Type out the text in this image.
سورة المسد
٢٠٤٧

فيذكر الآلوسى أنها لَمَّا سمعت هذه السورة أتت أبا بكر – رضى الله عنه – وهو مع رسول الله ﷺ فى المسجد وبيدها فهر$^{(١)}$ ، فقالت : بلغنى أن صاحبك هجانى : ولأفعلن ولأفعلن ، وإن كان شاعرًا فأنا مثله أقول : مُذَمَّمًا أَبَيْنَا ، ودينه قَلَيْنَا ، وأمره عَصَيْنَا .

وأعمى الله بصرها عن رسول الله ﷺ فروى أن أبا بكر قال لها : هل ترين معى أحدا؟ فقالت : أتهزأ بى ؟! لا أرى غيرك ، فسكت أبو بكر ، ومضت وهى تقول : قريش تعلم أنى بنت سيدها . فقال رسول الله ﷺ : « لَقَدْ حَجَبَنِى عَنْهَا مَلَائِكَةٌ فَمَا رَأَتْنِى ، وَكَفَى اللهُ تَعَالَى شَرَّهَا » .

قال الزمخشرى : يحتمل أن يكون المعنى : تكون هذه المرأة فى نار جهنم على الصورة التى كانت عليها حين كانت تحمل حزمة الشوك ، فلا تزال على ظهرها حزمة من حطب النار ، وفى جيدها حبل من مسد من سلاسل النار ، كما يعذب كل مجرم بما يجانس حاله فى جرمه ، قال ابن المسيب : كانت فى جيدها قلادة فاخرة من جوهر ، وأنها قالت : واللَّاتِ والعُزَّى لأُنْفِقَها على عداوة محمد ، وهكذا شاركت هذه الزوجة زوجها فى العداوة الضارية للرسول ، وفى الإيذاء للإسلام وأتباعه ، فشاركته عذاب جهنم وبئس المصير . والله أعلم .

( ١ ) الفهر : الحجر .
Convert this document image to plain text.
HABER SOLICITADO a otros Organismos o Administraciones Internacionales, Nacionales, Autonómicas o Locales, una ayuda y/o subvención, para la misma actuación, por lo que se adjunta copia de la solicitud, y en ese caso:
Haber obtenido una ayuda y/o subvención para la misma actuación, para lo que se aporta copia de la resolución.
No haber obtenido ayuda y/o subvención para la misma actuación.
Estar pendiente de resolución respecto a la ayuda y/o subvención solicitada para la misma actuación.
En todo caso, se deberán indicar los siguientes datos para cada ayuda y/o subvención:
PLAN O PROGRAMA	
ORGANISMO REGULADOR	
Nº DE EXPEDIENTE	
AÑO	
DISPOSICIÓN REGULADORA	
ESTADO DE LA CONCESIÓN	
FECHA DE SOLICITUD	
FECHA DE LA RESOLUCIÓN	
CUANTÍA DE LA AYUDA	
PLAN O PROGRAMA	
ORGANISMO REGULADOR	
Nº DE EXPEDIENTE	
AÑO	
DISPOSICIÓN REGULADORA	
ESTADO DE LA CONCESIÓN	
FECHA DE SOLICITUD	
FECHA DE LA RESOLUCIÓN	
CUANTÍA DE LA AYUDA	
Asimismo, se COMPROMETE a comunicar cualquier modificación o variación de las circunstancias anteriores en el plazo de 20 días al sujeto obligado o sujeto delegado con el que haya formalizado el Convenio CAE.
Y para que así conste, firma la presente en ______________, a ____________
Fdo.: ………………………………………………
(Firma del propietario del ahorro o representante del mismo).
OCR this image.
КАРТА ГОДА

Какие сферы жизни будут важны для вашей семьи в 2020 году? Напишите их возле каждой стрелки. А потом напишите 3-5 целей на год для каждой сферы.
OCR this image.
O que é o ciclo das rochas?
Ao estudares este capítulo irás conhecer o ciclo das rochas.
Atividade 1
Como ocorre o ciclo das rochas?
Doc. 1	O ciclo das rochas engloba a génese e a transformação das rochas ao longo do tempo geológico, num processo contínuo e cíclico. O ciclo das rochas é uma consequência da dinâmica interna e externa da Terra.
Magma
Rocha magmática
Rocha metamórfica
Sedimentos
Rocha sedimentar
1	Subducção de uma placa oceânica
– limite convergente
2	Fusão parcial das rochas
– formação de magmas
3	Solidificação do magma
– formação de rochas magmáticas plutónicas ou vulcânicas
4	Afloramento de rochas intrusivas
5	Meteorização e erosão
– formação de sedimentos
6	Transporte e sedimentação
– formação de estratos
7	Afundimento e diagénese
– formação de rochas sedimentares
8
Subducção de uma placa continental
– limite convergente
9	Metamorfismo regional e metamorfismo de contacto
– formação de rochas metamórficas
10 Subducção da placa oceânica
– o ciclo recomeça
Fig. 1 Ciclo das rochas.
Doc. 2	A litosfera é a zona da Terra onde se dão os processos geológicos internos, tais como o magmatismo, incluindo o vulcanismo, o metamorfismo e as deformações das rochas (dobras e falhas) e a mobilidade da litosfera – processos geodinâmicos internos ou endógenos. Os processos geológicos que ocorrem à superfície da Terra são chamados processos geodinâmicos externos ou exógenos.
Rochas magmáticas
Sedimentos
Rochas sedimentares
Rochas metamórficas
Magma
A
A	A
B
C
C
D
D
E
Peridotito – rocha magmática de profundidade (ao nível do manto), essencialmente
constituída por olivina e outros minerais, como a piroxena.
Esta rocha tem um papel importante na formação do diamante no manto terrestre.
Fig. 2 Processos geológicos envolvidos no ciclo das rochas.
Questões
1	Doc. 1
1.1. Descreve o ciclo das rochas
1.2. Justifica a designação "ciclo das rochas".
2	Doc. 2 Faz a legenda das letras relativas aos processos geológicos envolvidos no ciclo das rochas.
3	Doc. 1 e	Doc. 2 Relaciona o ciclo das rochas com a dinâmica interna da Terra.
········
Give back the whole listing exactly as it reads.

Type out the text in this image.
سورة المسد
٢٠٤٧

فيذكر الآلوسى أنها لَمَّا سمعت هذه السورة أتت أبا بكر – رضى الله عنه – وهو مع رسول الله ﷺ فى المسجد وبيدها فهر$^{(١)}$ ، فقالت : بلغنى أن صاحبك هجانى : ولأفعلن ولأفعلن ، وإن كان شاعرًا فأنا مثله أقول : مُذَمَّمًا أَبَيْنَا ، ودينه قَلَيْنَا ، وأمره عَصَيْنَا .

وأعمى الله بصرها عن رسول الله ﷺ فروى أن أبا بكر قال لها : هل ترين معى أحدا؟ فقالت : أتهزأ بى ؟! لا أرى غيرك ، فسكت أبو بكر ، ومضت وهى تقول : قريش تعلم أنى بنت سيدها . فقال رسول الله ﷺ : « لَقَدْ حَجَبَنِى عَنْهَا مَلَائِكَةٌ فَمَا رَأَتْنِى ، وَكَفَى اللهُ تَعَالَى شَرَّهَا » .

قال الزمخشرى : يحتمل أن يكون المعنى : تكون هذه المرأة فى نار جهنم على الصورة التى كانت عليها حين كانت تحمل حزمة الشوك ، فلا تزال على ظهرها حزمة من حطب النار ، وفى جيدها حبل من مسد من سلاسل النار ، كما يعذب كل مجرم بما يجانس حاله فى جرمه ، قال ابن المسيب : كانت فى جيدها قلادة فاخرة من جوهر ، وأنها قالت : واللَّاتِ والعُزَّى لأُنْفِقَها على عداوة محمد ، وهكذا شاركت هذه الزوجة زوجها فى العداوة الضارية للرسول ، وفى الإيذاء للإسلام وأتباعه ، فشاركته عذاب جهنم وبئس المصير . والله أعلم .

( ١ ) الفهر : الحجر .
Convert this document image to plain text.
HABER SOLICITADO a otros Organismos o Administraciones Internacionales, Nacionales, Autonómicas o Locales, una ayuda y/o subvención, para la misma actuación, por lo que se adjunta copia de la solicitud, y en ese caso:
Haber obtenido una ayuda y/o subvención para la misma actuación, para lo que se aporta copia de la resolución.
No haber obtenido ayuda y/o subvención para la misma actuación.
Estar pendiente de resolución respecto a la ayuda y/o subvención solicitada para la misma actuación.
En todo caso, se deberán indicar los siguientes datos para cada ayuda y/o subvención:
PLAN O PROGRAMA	
ORGANISMO REGULADOR	
Nº DE EXPEDIENTE	
AÑO	
DISPOSICIÓN REGULADORA	
ESTADO DE LA CONCESIÓN	
FECHA DE SOLICITUD	
FECHA DE LA RESOLUCIÓN	
CUANTÍA DE LA AYUDA	
PLAN O PROGRAMA	
ORGANISMO REGULADOR	
Nº DE EXPEDIENTE	
AÑO	
DISPOSICIÓN REGULADORA	
ESTADO DE LA CONCESIÓN	
FECHA DE SOLICITUD	
FECHA DE LA RESOLUCIÓN	
CUANTÍA DE LA AYUDA	
Asimismo, se COMPROMETE a comunicar cualquier modificación o variación de las circunstancias anteriores en el plazo de 20 días al sujeto obligado o sujeto delegado con el que haya formalizado el Convenio CAE.
Y para que así conste, firma la presente en ______________, a ____________
Fdo.: ………………………………………………
(Firma del propietario del ahorro o representante del mismo).
OCR this image.
КАРТА ГОДА

Какие сферы жизни будут важны для вашей семьи в 2020 году? Напишите их возле каждой стрелки. А потом напишите 3-5 целей на год для каждой сферы.
OCR this image.
O que é o ciclo das rochas?
Ao estudares este capítulo irás conhecer o ciclo das rochas.
Atividade 1
Como ocorre o ciclo das rochas?
Doc. 1	O ciclo das rochas engloba a génese e a transformação das rochas ao longo do tempo geológico, num processo contínuo e cíclico. O ciclo das rochas é uma consequência da dinâmica interna e externa da Terra.
Magma
Rocha magmática
Rocha metamórfica
Sedimentos
Rocha sedimentar
1	Subducção de uma placa oceânica
– limite convergente
2	Fusão parcial das rochas
– formação de magmas
3	Solidificação do magma
– formação de rochas magmáticas plutónicas ou vulcânicas
4	Afloramento de rochas intrusivas
5	Meteorização e erosão
– formação de sedimentos
6	Transporte e sedimentação
– formação de estratos
7	Afundimento e diagénese
– formação de rochas sedimentares
8
Subducção de uma placa continental
– limite convergente
9	Metamorfismo regional e metamorfismo de contacto
– formação de rochas metamórficas
10 Subducção da placa oceânica
– o ciclo recomeça
Fig. 1 Ciclo das rochas.
Doc. 2	A litosfera é a zona da Terra onde se dão os processos geológicos internos, tais como o magmatismo, incluindo o vulcanismo, o metamorfismo e as deformações das rochas (dobras e falhas) e a mobilidade da litosfera – processos geodinâmicos internos ou endógenos. Os processos geológicos que ocorrem à superfície da Terra são chamados processos geodinâmicos externos ou exógenos.
Rochas magmáticas
Sedimentos
Rochas sedimentares
Rochas metamórficas
Magma
A
A	A
B
C
C
D
D
E
Peridotito – rocha magmática de profundidade (ao nível do manto), essencialmente
constituída por olivina e outros minerais, como a piroxena.
Esta rocha tem um papel importante na formação do diamante no manto terrestre.
Fig. 2 Processos geológicos envolvidos no ciclo das rochas.
Questões
1	Doc. 1
1.1. Descreve o ciclo das rochas
1.2. Justifica a designação "ciclo das rochas".
2	Doc. 2 Faz a legenda das letras relativas aos processos geológicos envolvidos no ciclo das rochas.
3	Doc. 1 e	Doc. 2 Relaciona o ciclo das rochas com a dinâmica interna da Terra.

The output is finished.